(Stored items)
• • • • •
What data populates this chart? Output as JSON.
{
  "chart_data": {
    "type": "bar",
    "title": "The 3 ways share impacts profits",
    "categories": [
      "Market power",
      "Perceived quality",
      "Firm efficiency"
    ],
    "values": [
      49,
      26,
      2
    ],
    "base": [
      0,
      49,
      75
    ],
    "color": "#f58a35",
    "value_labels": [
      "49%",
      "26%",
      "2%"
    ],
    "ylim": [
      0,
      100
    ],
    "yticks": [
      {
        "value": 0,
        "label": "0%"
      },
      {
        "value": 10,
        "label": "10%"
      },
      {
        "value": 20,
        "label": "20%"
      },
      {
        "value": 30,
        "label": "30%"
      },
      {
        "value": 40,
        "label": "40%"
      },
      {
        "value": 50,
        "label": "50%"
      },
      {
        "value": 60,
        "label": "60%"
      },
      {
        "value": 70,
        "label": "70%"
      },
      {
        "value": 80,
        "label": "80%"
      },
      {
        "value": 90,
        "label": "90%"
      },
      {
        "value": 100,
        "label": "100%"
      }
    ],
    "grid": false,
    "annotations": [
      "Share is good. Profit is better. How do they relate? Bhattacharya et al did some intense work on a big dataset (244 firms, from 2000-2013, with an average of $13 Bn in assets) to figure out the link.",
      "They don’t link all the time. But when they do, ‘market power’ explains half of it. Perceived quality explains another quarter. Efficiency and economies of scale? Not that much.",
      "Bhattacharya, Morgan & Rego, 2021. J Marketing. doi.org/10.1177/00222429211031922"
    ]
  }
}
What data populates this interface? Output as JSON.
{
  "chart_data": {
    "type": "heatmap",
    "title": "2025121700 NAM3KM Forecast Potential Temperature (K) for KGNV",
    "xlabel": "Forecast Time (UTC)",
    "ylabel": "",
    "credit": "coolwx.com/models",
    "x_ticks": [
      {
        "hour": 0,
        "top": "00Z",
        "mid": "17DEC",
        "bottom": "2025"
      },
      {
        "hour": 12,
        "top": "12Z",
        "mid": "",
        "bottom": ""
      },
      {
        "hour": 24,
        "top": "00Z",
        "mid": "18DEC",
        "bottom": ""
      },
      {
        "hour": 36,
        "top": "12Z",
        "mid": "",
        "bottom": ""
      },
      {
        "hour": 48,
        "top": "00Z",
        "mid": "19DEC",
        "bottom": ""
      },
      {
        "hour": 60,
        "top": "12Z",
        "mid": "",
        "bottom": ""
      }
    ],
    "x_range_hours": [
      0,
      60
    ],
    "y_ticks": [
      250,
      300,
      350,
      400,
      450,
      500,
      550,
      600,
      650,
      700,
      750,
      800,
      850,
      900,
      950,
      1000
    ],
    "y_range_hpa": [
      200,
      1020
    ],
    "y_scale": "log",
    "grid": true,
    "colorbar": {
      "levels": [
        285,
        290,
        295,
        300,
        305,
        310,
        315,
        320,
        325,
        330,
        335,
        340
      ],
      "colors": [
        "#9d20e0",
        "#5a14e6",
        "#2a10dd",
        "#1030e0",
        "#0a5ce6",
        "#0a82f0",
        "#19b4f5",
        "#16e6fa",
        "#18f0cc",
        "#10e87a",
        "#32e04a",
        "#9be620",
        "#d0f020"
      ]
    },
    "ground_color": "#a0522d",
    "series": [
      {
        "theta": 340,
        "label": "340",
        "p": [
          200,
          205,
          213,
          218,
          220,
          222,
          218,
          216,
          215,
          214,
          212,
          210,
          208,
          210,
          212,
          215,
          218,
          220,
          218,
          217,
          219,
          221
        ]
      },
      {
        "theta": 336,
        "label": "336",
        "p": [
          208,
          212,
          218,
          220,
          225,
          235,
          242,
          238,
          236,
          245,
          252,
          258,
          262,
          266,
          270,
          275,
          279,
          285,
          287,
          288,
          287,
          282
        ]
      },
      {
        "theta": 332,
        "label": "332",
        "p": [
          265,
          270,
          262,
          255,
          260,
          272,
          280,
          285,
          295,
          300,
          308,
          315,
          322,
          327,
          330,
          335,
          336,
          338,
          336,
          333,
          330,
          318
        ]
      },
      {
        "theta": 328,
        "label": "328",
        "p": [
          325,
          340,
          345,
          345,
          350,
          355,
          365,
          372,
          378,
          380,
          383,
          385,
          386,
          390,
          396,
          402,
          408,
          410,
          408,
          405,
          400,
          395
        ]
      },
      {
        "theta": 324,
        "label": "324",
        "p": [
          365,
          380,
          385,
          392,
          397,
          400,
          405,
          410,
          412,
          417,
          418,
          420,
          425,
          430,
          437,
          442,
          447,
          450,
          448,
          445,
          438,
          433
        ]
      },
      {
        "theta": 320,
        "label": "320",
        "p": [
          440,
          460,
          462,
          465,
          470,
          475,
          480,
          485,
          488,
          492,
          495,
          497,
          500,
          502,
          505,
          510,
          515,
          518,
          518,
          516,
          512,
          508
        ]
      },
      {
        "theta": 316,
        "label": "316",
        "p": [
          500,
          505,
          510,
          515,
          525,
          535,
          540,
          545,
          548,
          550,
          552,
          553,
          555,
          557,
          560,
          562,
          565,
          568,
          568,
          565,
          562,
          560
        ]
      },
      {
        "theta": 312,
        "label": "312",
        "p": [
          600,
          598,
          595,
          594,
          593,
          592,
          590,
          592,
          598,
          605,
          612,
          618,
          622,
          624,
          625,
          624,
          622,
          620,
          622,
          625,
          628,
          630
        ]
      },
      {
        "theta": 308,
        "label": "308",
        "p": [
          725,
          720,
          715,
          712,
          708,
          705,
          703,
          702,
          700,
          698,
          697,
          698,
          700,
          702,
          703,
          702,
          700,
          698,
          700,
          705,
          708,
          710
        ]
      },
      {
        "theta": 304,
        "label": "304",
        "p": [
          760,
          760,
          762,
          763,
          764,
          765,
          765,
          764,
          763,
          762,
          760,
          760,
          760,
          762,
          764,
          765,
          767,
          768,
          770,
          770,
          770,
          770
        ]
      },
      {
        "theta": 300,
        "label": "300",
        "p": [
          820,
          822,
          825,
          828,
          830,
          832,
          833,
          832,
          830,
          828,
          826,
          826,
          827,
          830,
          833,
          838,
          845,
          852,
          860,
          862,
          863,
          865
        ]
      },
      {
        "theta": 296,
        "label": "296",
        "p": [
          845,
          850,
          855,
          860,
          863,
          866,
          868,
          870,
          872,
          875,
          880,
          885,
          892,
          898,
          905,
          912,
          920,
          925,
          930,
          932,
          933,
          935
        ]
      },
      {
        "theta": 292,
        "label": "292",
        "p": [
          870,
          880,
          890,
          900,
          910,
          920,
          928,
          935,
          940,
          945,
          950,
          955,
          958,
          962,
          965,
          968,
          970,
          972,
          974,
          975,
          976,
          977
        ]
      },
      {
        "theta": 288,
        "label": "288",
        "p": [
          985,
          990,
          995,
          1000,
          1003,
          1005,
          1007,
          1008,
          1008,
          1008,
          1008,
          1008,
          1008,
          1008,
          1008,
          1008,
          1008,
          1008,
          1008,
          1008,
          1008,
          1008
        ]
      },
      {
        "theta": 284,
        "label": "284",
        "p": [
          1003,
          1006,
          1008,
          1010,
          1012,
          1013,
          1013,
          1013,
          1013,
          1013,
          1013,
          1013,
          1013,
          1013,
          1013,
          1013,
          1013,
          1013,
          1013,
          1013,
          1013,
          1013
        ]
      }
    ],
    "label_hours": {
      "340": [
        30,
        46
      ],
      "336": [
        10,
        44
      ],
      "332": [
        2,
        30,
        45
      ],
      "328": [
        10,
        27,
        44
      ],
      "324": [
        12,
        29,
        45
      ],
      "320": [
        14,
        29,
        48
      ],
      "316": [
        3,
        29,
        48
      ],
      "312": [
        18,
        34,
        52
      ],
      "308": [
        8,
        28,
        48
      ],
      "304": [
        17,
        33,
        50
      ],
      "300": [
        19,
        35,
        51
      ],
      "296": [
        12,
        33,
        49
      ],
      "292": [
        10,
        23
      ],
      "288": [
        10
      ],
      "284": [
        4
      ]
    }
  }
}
• • • • •
Copy out every line where the word "title" occurs.

- _The completed task_:
    "title": "The 3 ways share impacts profits",
    "title": "2025121700 NAM3KM Forecast Potential Temperature (K) for KGNV",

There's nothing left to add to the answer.